= PROMPT =
Extract every entry word for word. Skip the pictures.
--- BEGIN DATA FOR THE TASK ---
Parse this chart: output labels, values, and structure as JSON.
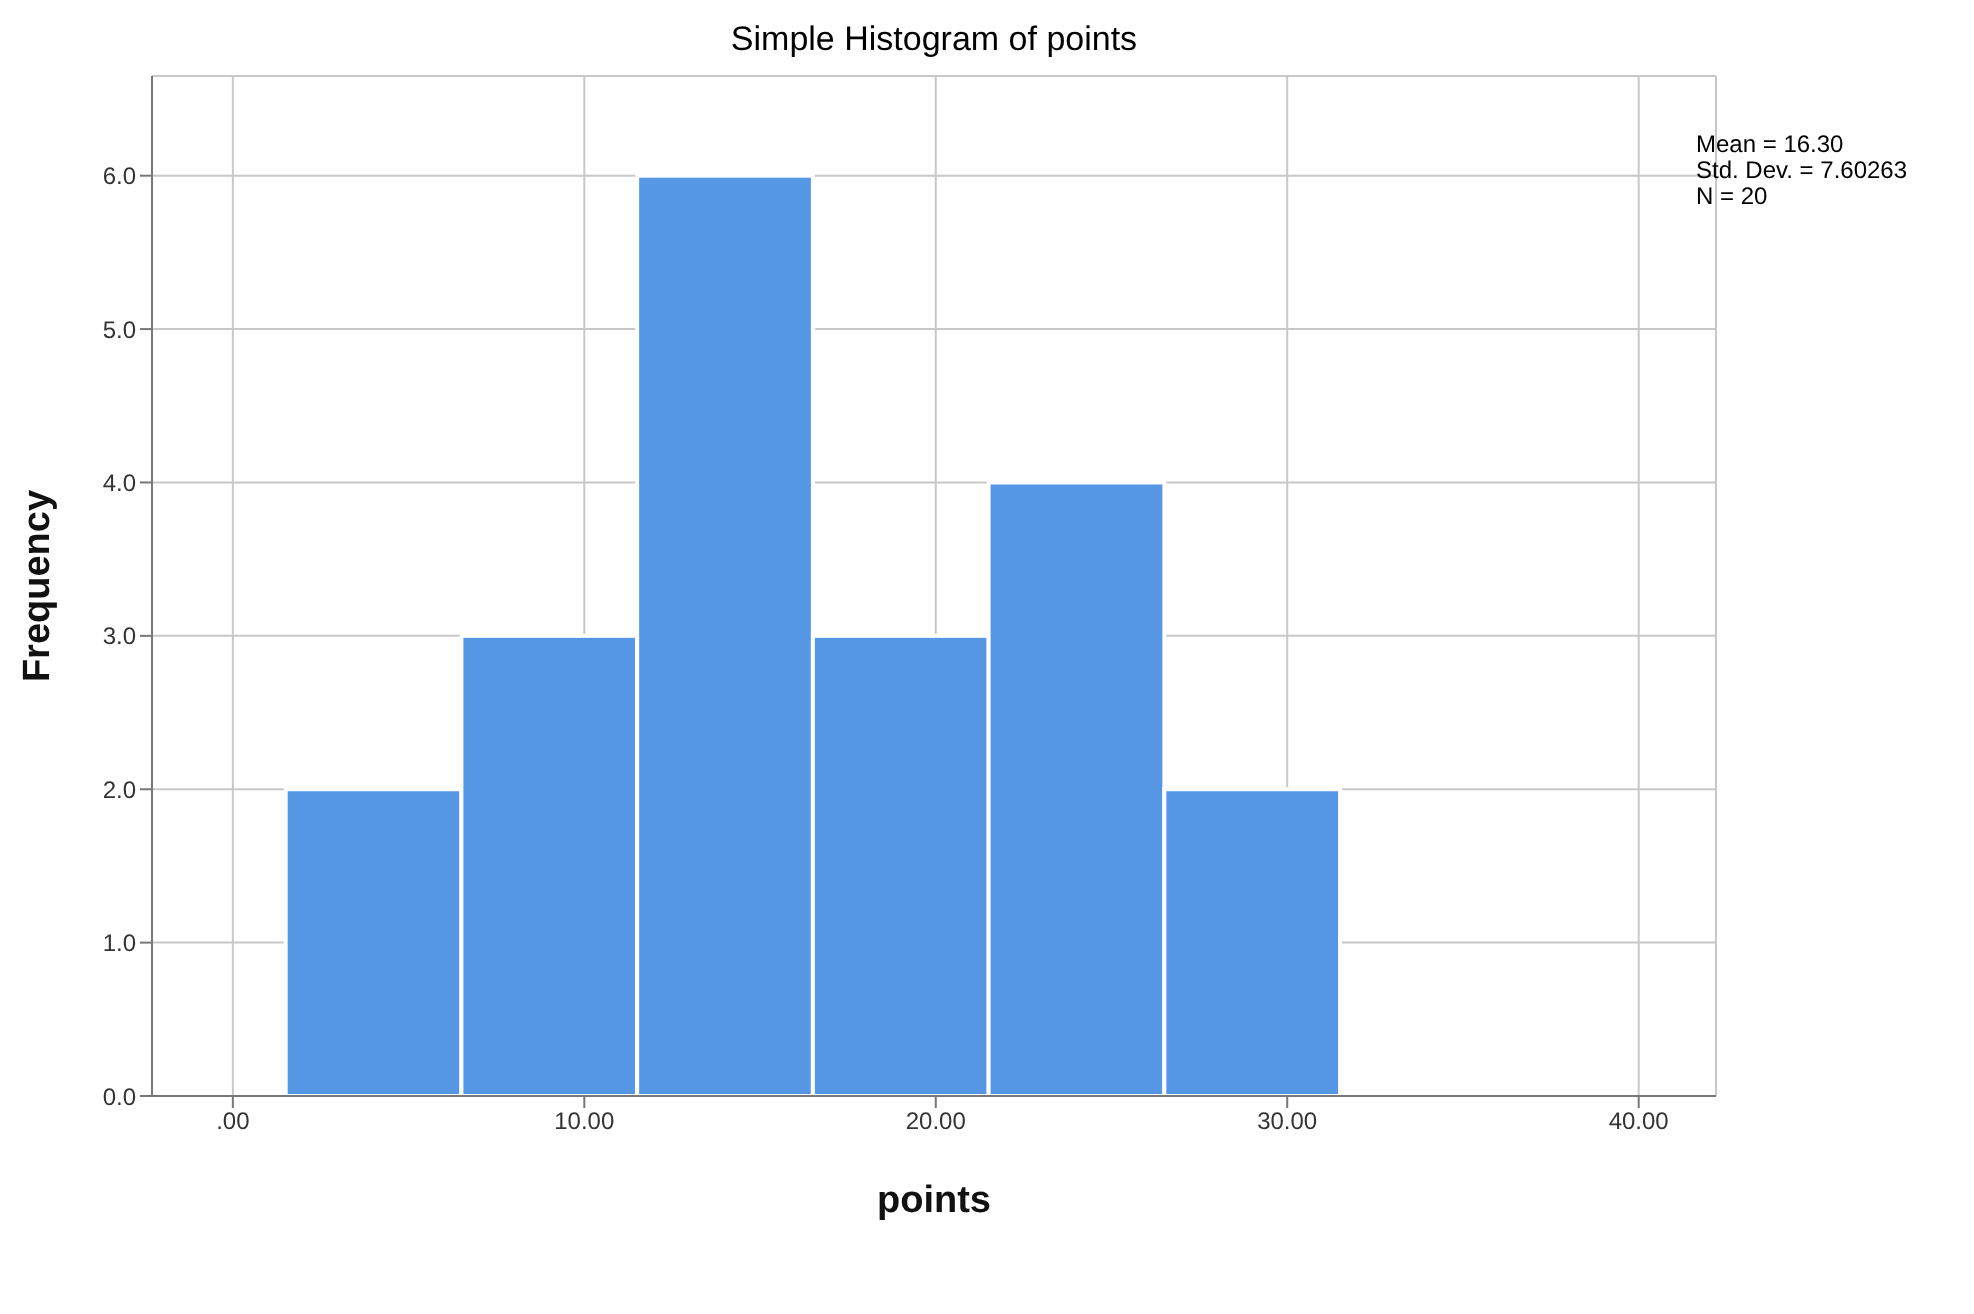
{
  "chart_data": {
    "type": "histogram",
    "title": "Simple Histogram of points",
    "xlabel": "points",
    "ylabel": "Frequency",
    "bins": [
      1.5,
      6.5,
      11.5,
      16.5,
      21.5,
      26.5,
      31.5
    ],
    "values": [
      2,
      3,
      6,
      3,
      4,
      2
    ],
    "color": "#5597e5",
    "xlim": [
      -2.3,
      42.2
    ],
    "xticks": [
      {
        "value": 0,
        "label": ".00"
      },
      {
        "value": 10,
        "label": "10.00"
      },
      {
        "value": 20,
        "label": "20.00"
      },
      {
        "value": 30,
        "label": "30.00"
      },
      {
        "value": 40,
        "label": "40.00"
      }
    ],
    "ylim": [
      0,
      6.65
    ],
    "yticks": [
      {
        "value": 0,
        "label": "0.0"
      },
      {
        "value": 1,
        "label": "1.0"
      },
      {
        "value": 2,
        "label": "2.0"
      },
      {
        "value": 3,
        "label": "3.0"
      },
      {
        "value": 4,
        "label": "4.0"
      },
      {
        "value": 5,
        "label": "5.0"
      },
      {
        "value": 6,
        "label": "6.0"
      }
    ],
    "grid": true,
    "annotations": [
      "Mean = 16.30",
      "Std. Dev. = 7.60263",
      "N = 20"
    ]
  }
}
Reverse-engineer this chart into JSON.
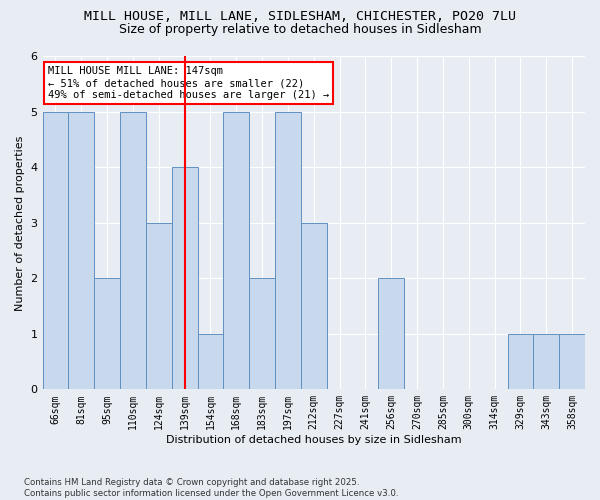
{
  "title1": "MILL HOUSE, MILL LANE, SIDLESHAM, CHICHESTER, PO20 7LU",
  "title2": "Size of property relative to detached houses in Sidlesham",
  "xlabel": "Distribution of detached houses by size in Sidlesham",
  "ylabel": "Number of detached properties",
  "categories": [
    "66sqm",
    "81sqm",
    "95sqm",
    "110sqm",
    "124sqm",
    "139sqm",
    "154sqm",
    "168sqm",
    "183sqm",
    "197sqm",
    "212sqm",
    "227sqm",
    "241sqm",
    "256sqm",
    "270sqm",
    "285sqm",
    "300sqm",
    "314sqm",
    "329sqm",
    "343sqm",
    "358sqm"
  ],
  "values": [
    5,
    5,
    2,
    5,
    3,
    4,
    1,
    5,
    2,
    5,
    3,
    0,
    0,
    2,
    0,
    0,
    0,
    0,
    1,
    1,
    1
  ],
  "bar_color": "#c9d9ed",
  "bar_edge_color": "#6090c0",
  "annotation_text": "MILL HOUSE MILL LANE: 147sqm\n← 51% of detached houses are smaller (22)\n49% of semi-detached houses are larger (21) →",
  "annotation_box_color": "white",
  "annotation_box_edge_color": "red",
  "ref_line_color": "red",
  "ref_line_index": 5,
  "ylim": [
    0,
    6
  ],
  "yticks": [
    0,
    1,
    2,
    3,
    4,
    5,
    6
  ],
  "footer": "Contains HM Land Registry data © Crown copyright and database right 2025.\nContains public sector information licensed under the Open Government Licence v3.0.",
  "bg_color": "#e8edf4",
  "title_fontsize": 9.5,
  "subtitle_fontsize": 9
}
--- END DATA FOR THE TASK ---
= FINAL ANSWER =
Parse this chart: output labels, values, and structure as JSON.
{
  "chart_data": {
    "type": "histogram",
    "title": "Simple Histogram of points",
    "xlabel": "points",
    "ylabel": "Frequency",
    "bins": [
      1.5,
      6.5,
      11.5,
      16.5,
      21.5,
      26.5,
      31.5
    ],
    "values": [
      2,
      3,
      6,
      3,
      4,
      2
    ],
    "color": "#5597e5",
    "xlim": [
      -2.3,
      42.2
    ],
    "xticks": [
      {
        "value": 0,
        "label": ".00"
      },
      {
        "value": 10,
        "label": "10.00"
      },
      {
        "value": 20,
        "label": "20.00"
      },
      {
        "value": 30,
        "label": "30.00"
      },
      {
        "value": 40,
        "label": "40.00"
      }
    ],
    "ylim": [
      0,
      6.65
    ],
    "yticks": [
      {
        "value": 0,
        "label": "0.0"
      },
      {
        "value": 1,
        "label": "1.0"
      },
      {
        "value": 2,
        "label": "2.0"
      },
      {
        "value": 3,
        "label": "3.0"
      },
      {
        "value": 4,
        "label": "4.0"
      },
      {
        "value": 5,
        "label": "5.0"
      },
      {
        "value": 6,
        "label": "6.0"
      }
    ],
    "grid": true,
    "annotations": [
      "Mean = 16.30",
      "Std. Dev. = 7.60263",
      "N = 20"
    ]
  }
}
Reverse-engineer this chart into JSON.
{
  "title1": "MILL HOUSE, MILL LANE, SIDLESHAM, CHICHESTER, PO20 7LU",
  "title2": "Size of property relative to detached houses in Sidlesham",
  "xlabel": "Distribution of detached houses by size in Sidlesham",
  "ylabel": "Number of detached properties",
  "categories": [
    "66sqm",
    "81sqm",
    "95sqm",
    "110sqm",
    "124sqm",
    "139sqm",
    "154sqm",
    "168sqm",
    "183sqm",
    "197sqm",
    "212sqm",
    "227sqm",
    "241sqm",
    "256sqm",
    "270sqm",
    "285sqm",
    "300sqm",
    "314sqm",
    "329sqm",
    "343sqm",
    "358sqm"
  ],
  "values": [
    5,
    5,
    2,
    5,
    3,
    4,
    1,
    5,
    2,
    5,
    3,
    0,
    0,
    2,
    0,
    0,
    0,
    0,
    1,
    1,
    1
  ],
  "bar_color": "#c9d9ed",
  "bar_edge_color": "#6090c0",
  "annotation_text": "MILL HOUSE MILL LANE: 147sqm\n← 51% of detached houses are smaller (22)\n49% of semi-detached houses are larger (21) →",
  "annotation_box_color": "white",
  "annotation_box_edge_color": "red",
  "ref_line_color": "red",
  "ref_line_index": 5,
  "ylim": [
    0,
    6
  ],
  "yticks": [
    0,
    1,
    2,
    3,
    4,
    5,
    6
  ],
  "footer": "Contains HM Land Registry data © Crown copyright and database right 2025.\nContains public sector information licensed under the Open Government Licence v3.0.",
  "bg_color": "#e8edf4",
  "title_fontsize": 9.5,
  "subtitle_fontsize": 9
}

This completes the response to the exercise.